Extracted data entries
----------

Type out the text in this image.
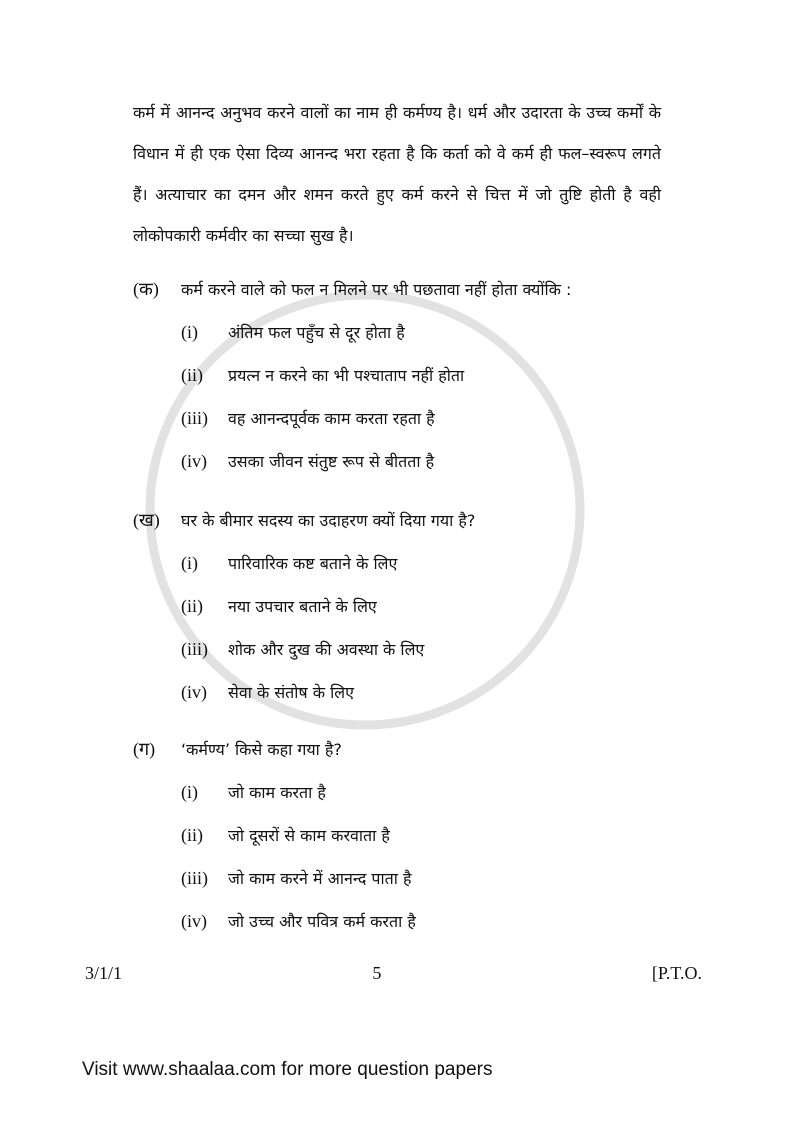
कर्म में आनन्द अनुभव करने वालों का नाम ही कर्मण्य है। धर्म और उदारता के उच्च कर्मों के विधान में ही एक ऐसा दिव्य आनन्द भरा रहता है कि कर्ता को वे कर्म ही फल–स्वरूप लगते हैं। अत्याचार का दमन और शमन करते हुए कर्म करने से चित्त में जो तुष्टि होती है वही लोकोपकारी कर्मवीर का सच्चा सुख है।

(क)	कर्म करने वाले को फल न मिलने पर भी पछतावा नहीं होता क्योंकि :
(i)	अंतिम फल पहुँच से दूर होता है
(ii)	प्रयत्न न करने का भी पश्चाताप नहीं होता
(iii)	वह आनन्दपूर्वक काम करता रहता है
(iv)	उसका जीवन संतुष्ट रूप से बीतता है
(ख)	घर के बीमार सदस्य का उदाहरण क्यों दिया गया है?
(i)	पारिवारिक कष्ट बताने के लिए
(ii)	नया उपचार बताने के लिए
(iii)	शोक और दुख की अवस्था के लिए
(iv)	सेवा के संतोष के लिए
(ग)	‘कर्मण्य’ किसे कहा गया है?
(i)	जो काम करता है
(ii)	जो दूसरों से काम करवाता है
(iii)	जो काम करने में आनन्द पाता है
(iv)	जो उच्च और पवित्र कर्म करता है
3/1/1	5	[P.T.O.
Visit www.shaalaa.com for more question papers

----------

Description of the task: With the pictures omitted, reproduce the records in full and exactly.

Reply:
Type out the text in this image.
कर्म में आनन्द अनुभव करने वालों का नाम ही कर्मण्य है। धर्म और उदारता के उच्च कर्मों के विधान में ही एक ऐसा दिव्य आनन्द भरा रहता है कि कर्ता को वे कर्म ही फल–स्वरूप लगते हैं। अत्याचार का दमन और शमन करते हुए कर्म करने से चित्त में जो तुष्टि होती है वही लोकोपकारी कर्मवीर का सच्चा सुख है।

(क)	कर्म करने वाले को फल न मिलने पर भी पछतावा नहीं होता क्योंकि :
(i)	अंतिम फल पहुँच से दूर होता है
(ii)	प्रयत्न न करने का भी पश्चाताप नहीं होता
(iii)	वह आनन्दपूर्वक काम करता रहता है
(iv)	उसका जीवन संतुष्ट रूप से बीतता है
(ख)	घर के बीमार सदस्य का उदाहरण क्यों दिया गया है?
(i)	पारिवारिक कष्ट बताने के लिए
(ii)	नया उपचार बताने के लिए
(iii)	शोक और दुख की अवस्था के लिए
(iv)	सेवा के संतोष के लिए
(ग)	‘कर्मण्य’ किसे कहा गया है?
(i)	जो काम करता है
(ii)	जो दूसरों से काम करवाता है
(iii)	जो काम करने में आनन्द पाता है
(iv)	जो उच्च और पवित्र कर्म करता है
3/1/1	5	[P.T.O.
Visit www.shaalaa.com for more question papers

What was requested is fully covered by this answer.